# RAW RECORDS start
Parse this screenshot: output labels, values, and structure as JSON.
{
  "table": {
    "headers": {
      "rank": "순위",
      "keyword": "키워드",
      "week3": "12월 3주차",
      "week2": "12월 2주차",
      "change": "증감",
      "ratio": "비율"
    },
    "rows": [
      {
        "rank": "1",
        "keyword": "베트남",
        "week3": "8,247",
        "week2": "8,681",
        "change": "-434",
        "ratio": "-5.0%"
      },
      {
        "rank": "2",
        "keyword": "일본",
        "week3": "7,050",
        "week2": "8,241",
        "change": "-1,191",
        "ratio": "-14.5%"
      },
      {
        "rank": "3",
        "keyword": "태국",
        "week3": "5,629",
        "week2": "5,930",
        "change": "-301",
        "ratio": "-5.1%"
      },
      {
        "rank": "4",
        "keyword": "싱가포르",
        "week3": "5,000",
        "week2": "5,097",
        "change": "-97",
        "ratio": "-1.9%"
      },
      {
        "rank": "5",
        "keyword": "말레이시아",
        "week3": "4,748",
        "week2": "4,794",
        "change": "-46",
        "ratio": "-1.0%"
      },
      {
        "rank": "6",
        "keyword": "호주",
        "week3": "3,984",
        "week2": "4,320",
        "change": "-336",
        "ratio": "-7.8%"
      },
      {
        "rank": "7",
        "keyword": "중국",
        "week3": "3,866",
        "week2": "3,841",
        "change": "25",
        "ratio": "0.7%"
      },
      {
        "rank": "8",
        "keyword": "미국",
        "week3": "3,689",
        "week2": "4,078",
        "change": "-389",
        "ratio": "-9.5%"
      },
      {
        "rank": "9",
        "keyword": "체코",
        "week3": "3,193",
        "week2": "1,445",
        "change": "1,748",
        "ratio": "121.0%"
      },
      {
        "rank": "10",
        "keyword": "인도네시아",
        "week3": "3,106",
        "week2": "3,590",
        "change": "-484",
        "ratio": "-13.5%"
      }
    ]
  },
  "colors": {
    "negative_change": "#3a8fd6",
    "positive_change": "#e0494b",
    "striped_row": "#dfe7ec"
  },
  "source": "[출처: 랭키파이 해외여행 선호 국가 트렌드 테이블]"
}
# RAW RECORDS end
> DIRECTIONS FOR THIS TASK: Please reproduce every line of the material word for word.

> CORRECT RESPONSE:
Parse this screenshot: output labels, values, and structure as JSON.
{
  "table": {
    "headers": {
      "rank": "순위",
      "keyword": "키워드",
      "week3": "12월 3주차",
      "week2": "12월 2주차",
      "change": "증감",
      "ratio": "비율"
    },
    "rows": [
      {
        "rank": "1",
        "keyword": "베트남",
        "week3": "8,247",
        "week2": "8,681",
        "change": "-434",
        "ratio": "-5.0%"
      },
      {
        "rank": "2",
        "keyword": "일본",
        "week3": "7,050",
        "week2": "8,241",
        "change": "-1,191",
        "ratio": "-14.5%"
      },
      {
        "rank": "3",
        "keyword": "태국",
        "week3": "5,629",
        "week2": "5,930",
        "change": "-301",
        "ratio": "-5.1%"
      },
      {
        "rank": "4",
        "keyword": "싱가포르",
        "week3": "5,000",
        "week2": "5,097",
        "change": "-97",
        "ratio": "-1.9%"
      },
      {
        "rank": "5",
        "keyword": "말레이시아",
        "week3": "4,748",
        "week2": "4,794",
        "change": "-46",
        "ratio": "-1.0%"
      },
      {
        "rank": "6",
        "keyword": "호주",
        "week3": "3,984",
        "week2": "4,320",
        "change": "-336",
        "ratio": "-7.8%"
      },
      {
        "rank": "7",
        "keyword": "중국",
        "week3": "3,866",
        "week2": "3,841",
        "change": "25",
        "ratio": "0.7%"
      },
      {
        "rank": "8",
        "keyword": "미국",
        "week3": "3,689",
        "week2": "4,078",
        "change": "-389",
        "ratio": "-9.5%"
      },
      {
        "rank": "9",
        "keyword": "체코",
        "week3": "3,193",
        "week2": "1,445",
        "change": "1,748",
        "ratio": "121.0%"
      },
      {
        "rank": "10",
        "keyword": "인도네시아",
        "week3": "3,106",
        "week2": "3,590",
        "change": "-484",
        "ratio": "-13.5%"
      }
    ]
  },
  "colors": {
    "negative_change": "#3a8fd6",
    "positive_change": "#e0494b",
    "striped_row": "#dfe7ec"
  },
  "source": "[출처: 랭키파이 해외여행 선호 국가 트렌드 테이블]"
}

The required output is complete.